* **GIVEN PROBLEM**
Extract the data exactly, missing nothing.

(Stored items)
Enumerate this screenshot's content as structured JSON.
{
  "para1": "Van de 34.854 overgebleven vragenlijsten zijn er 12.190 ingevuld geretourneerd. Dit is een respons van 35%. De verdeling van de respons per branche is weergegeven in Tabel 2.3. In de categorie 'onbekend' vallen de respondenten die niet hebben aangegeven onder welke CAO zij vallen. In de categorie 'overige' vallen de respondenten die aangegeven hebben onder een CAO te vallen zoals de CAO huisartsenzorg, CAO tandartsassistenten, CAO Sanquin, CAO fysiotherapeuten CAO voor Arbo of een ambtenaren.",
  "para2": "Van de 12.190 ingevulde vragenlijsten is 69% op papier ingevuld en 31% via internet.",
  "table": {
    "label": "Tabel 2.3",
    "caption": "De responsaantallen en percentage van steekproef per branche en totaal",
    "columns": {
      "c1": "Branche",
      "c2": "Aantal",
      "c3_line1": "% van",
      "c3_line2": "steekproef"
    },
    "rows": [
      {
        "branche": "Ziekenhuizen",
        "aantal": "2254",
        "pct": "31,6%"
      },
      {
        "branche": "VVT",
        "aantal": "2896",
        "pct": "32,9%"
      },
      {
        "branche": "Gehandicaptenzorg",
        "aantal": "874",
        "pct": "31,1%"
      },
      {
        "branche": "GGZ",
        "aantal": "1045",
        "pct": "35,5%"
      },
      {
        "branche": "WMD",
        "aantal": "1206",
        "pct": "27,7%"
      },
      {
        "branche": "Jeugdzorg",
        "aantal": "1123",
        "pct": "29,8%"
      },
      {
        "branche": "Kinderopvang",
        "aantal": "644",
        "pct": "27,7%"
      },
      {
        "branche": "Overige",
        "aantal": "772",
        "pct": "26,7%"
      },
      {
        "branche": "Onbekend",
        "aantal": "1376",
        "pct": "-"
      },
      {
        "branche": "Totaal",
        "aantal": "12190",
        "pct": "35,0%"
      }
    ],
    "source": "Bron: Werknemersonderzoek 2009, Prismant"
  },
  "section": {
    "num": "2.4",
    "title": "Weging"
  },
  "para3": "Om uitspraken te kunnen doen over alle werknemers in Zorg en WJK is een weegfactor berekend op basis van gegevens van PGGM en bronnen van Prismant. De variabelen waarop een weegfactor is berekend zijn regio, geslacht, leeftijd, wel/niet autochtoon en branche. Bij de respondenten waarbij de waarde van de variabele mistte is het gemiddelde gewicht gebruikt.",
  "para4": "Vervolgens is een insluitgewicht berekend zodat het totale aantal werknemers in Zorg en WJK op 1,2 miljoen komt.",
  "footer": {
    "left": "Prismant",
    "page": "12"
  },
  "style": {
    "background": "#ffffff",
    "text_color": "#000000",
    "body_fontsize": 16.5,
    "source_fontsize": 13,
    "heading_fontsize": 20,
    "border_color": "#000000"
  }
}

* **TASK RESPONSE**
Enumerate this screenshot's content as structured JSON.
{
  "para1": "Van de 34.854 overgebleven vragenlijsten zijn er 12.190 ingevuld geretourneerd. Dit is een respons van 35%. De verdeling van de respons per branche is weergegeven in Tabel 2.3. In de categorie 'onbekend' vallen de respondenten die niet hebben aangegeven onder welke CAO zij vallen. In de categorie 'overige' vallen de respondenten die aangegeven hebben onder een CAO te vallen zoals de CAO huisartsenzorg, CAO tandartsassistenten, CAO Sanquin, CAO fysiotherapeuten CAO voor Arbo of een ambtenaren.",
  "para2": "Van de 12.190 ingevulde vragenlijsten is 69% op papier ingevuld en 31% via internet.",
  "table": {
    "label": "Tabel 2.3",
    "caption": "De responsaantallen en percentage van steekproef per branche en totaal",
    "columns": {
      "c1": "Branche",
      "c2": "Aantal",
      "c3_line1": "% van",
      "c3_line2": "steekproef"
    },
    "rows": [
      {
        "branche": "Ziekenhuizen",
        "aantal": "2254",
        "pct": "31,6%"
      },
      {
        "branche": "VVT",
        "aantal": "2896",
        "pct": "32,9%"
      },
      {
        "branche": "Gehandicaptenzorg",
        "aantal": "874",
        "pct": "31,1%"
      },
      {
        "branche": "GGZ",
        "aantal": "1045",
        "pct": "35,5%"
      },
      {
        "branche": "WMD",
        "aantal": "1206",
        "pct": "27,7%"
      },
      {
        "branche": "Jeugdzorg",
        "aantal": "1123",
        "pct": "29,8%"
      },
      {
        "branche": "Kinderopvang",
        "aantal": "644",
        "pct": "27,7%"
      },
      {
        "branche": "Overige",
        "aantal": "772",
        "pct": "26,7%"
      },
      {
        "branche": "Onbekend",
        "aantal": "1376",
        "pct": "-"
      },
      {
        "branche": "Totaal",
        "aantal": "12190",
        "pct": "35,0%"
      }
    ],
    "source": "Bron: Werknemersonderzoek 2009, Prismant"
  },
  "section": {
    "num": "2.4",
    "title": "Weging"
  },
  "para3": "Om uitspraken te kunnen doen over alle werknemers in Zorg en WJK is een weegfactor berekend op basis van gegevens van PGGM en bronnen van Prismant. De variabelen waarop een weegfactor is berekend zijn regio, geslacht, leeftijd, wel/niet autochtoon en branche. Bij de respondenten waarbij de waarde van de variabele mistte is het gemiddelde gewicht gebruikt.",
  "para4": "Vervolgens is een insluitgewicht berekend zodat het totale aantal werknemers in Zorg en WJK op 1,2 miljoen komt.",
  "footer": {
    "left": "Prismant",
    "page": "12"
  },
  "style": {
    "background": "#ffffff",
    "text_color": "#000000",
    "body_fontsize": 16.5,
    "source_fontsize": 13,
    "heading_fontsize": 20,
    "border_color": "#000000"
  }
}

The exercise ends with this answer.